■ Work required
Return the lines that begin with the one containing "series-point-pinn-real (125, 71, 129, 75)" and end with the one containing "series-line-real (182, 221, 209, 370)", both included, copying each line unchanged.

[Records of where items appear]
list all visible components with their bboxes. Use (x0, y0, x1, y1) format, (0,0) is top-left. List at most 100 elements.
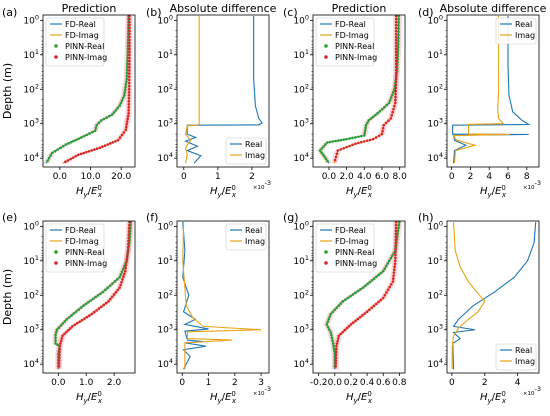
series-point-pinn-real (125, 71, 129, 75)
legend-label: FD-Real (335, 226, 366, 235)
series-point-pinn-imag (114, 139, 117, 143)
series-point-pinn-imag (67, 328, 70, 332)
series-point-pinn-imag (101, 145, 104, 149)
legend: Real Imag (225, 223, 267, 251)
series-point-pinn-real (371, 115, 375, 119)
series-line-imag (182, 222, 262, 370)
series-point-pinn-imag (127, 78, 131, 82)
series-point-pinn-real (323, 155, 326, 158)
series-point-pinn-real (59, 324, 63, 327)
series-point-pinn-imag (394, 44, 398, 48)
series-point-pinn-imag (128, 17, 131, 21)
series-point-pinn-imag (394, 238, 398, 242)
series-point-pinn-imag (66, 159, 70, 162)
plot-area (52, 221, 134, 370)
legend-label: FD-Imag (335, 31, 369, 40)
series-point-pinn-real (59, 146, 62, 150)
x-tick-label: 1 (206, 378, 212, 388)
y-tick-label: 102 (293, 288, 309, 301)
series-point-pinn-real (329, 312, 333, 316)
x-tick-label: 6 (505, 172, 511, 182)
x-scale-note: ×10-3 (523, 385, 541, 397)
series-point-pinn-imag (123, 272, 126, 276)
series-point-pinn-real (69, 140, 73, 144)
series-point-pinn-imag (63, 332, 66, 336)
series-point-pinn-imag (128, 56, 131, 60)
x-axis-label: Hy​/E0x​ (76, 390, 103, 405)
series-point-pinn-imag (394, 77, 398, 81)
series-point-pinn-imag (128, 62, 131, 66)
series-point-pinn-imag (97, 307, 101, 310)
series-point-pinn-imag (127, 93, 131, 97)
series-point-pinn-imag (87, 150, 91, 153)
series-point-pinn-imag (394, 17, 398, 21)
y-tick-label: 100 (293, 13, 309, 26)
series-point-pinn-imag (334, 365, 337, 368)
series-point-pinn-real (105, 116, 108, 119)
series-point-pinn-imag (127, 81, 131, 85)
series-point-pinn-real (91, 297, 95, 301)
series-line-real (182, 221, 209, 370)
series-point-pinn-imag (394, 59, 398, 63)
series-point-pinn-real (95, 123, 98, 127)
series-point-pinn-imag (335, 344, 338, 348)
x-tick-label: 20.0 (111, 172, 131, 182)
series-point-pinn-imag (128, 72, 131, 75)
panel-c: (c) Prediction 100 101 102 103 104 0.0 2.0 4.0 6.0… (283, 2, 407, 199)
y-tick-label: 101 (23, 48, 39, 61)
series-point-pinn-imag (394, 56, 398, 60)
legend-label: FD-Real (65, 226, 96, 235)
series-point-pinn-imag (122, 275, 125, 278)
series-point-pinn-imag (336, 339, 339, 343)
series-point-pinn-imag (394, 74, 398, 78)
legend-marker (54, 55, 58, 59)
series-point-pinn-imag (394, 47, 398, 51)
legend-label: PINN-Real (65, 42, 104, 51)
series-point-pinn-real (77, 308, 80, 311)
series-point-pinn-real (324, 143, 327, 146)
series-point-pinn-real (354, 291, 357, 295)
legend-marker (54, 261, 58, 265)
series-point-pinn-real (104, 288, 107, 292)
x-tick-label: 0 (179, 378, 185, 388)
legend-label: Imag (515, 31, 535, 40)
series-point-pinn-real (326, 320, 330, 324)
series-point-pinn-real (67, 142, 70, 145)
series-point-pinn-real (381, 269, 385, 273)
legend: FD-Real FD-Imag PINN-Real PINN-Imag (315, 223, 377, 273)
x-tick-label: 0.4 (360, 378, 375, 388)
series-point-pinn-imag (58, 356, 61, 360)
series-point-pinn-real (80, 136, 83, 139)
series-point-pinn-real (385, 103, 389, 107)
series-point-pinn-imag (128, 38, 131, 42)
series-point-pinn-imag (370, 306, 373, 310)
legend: FD-Real FD-Imag PINN-Real PINN-Imag (45, 223, 107, 273)
x-tick-label: 4 (515, 378, 521, 388)
series-point-pinn-real (341, 300, 345, 303)
x-tick-label: 0.6 (376, 378, 391, 388)
y-tick-label: 102 (427, 82, 443, 95)
series-point-pinn-imag (388, 285, 391, 289)
series-point-pinn-imag (334, 356, 338, 360)
series-point-pinn-imag (394, 86, 398, 90)
series-point-pinn-imag (348, 144, 351, 148)
series-point-pinn-real (63, 320, 67, 323)
series-point-pinn-imag (118, 286, 121, 289)
series-point-pinn-real (397, 36, 400, 40)
series-point-pinn-real (120, 99, 124, 102)
series-point-pinn-real (397, 223, 401, 227)
legend: Real Imag (495, 17, 537, 45)
y-tick-label: 103 (157, 323, 173, 336)
series-point-pinn-imag (394, 89, 398, 93)
series-point-pinn-real (376, 112, 379, 115)
series-point-pinn-imag (71, 156, 75, 159)
series-point-pinn-real (97, 121, 101, 125)
series-point-pinn-imag (108, 142, 112, 145)
series-point-pinn-real (94, 126, 98, 130)
x-tick-label: 1 (215, 172, 221, 182)
series-point-pinn-real (125, 74, 129, 78)
x-tick-label: 2 (482, 378, 488, 388)
series-point-pinn-real (398, 221, 401, 224)
series-point-pinn-imag (58, 350, 61, 354)
series-point-pinn-real (363, 134, 366, 137)
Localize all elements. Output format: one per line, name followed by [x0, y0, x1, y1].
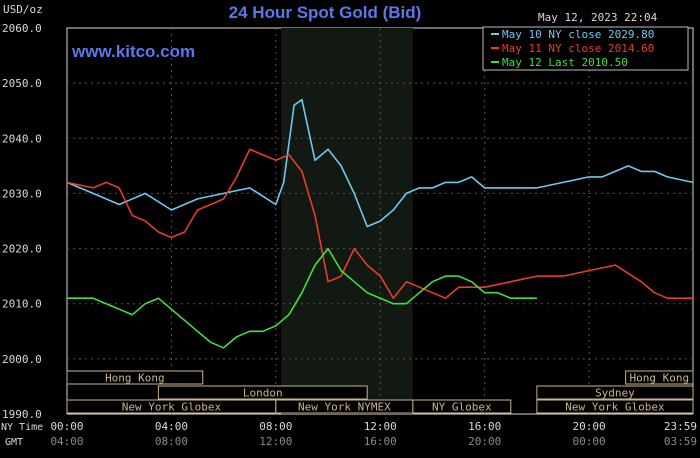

■ Solution to the exercise
series-point-pinn-real (125, 71, 129, 75)
legend-label: FD-Real (335, 226, 366, 235)
series-point-pinn-imag (114, 139, 117, 143)
series-point-pinn-imag (67, 328, 70, 332)
series-point-pinn-imag (101, 145, 104, 149)
legend: Real Imag (225, 223, 267, 251)
series-point-pinn-real (371, 115, 375, 119)
series-line-imag (182, 222, 262, 370)
series-point-pinn-imag (127, 78, 131, 82)
series-point-pinn-real (323, 155, 326, 158)
series-point-pinn-real (59, 324, 63, 327)
series-point-pinn-imag (394, 44, 398, 48)
series-point-pinn-imag (128, 17, 131, 21)
series-point-pinn-imag (394, 238, 398, 242)
series-point-pinn-imag (66, 159, 70, 162)
plot-area (52, 221, 134, 370)
legend-label: FD-Imag (335, 31, 369, 40)
series-point-pinn-real (59, 146, 62, 150)
x-tick-label: 1 (206, 378, 212, 388)
y-tick-label: 102 (293, 288, 309, 301)
series-point-pinn-real (329, 312, 333, 316)
x-tick-label: 6 (505, 172, 511, 182)
x-scale-note: ×10-3 (523, 385, 541, 397)
series-point-pinn-imag (123, 272, 126, 276)
series-point-pinn-real (69, 140, 73, 144)
series-point-pinn-imag (63, 332, 66, 336)
series-point-pinn-imag (128, 56, 131, 60)
x-axis-label: Hy​/E0x​ (76, 390, 103, 405)
series-point-pinn-imag (394, 77, 398, 81)
series-point-pinn-imag (128, 62, 131, 66)
series-point-pinn-imag (97, 307, 101, 310)
series-point-pinn-imag (127, 93, 131, 97)
series-point-pinn-imag (87, 150, 91, 153)
series-point-pinn-imag (394, 17, 398, 21)
y-tick-label: 100 (293, 13, 309, 26)
series-point-pinn-imag (334, 365, 337, 368)
series-point-pinn-real (105, 116, 108, 119)
series-point-pinn-imag (127, 81, 131, 85)
series-point-pinn-real (91, 297, 95, 301)
series-line-real (182, 221, 209, 370)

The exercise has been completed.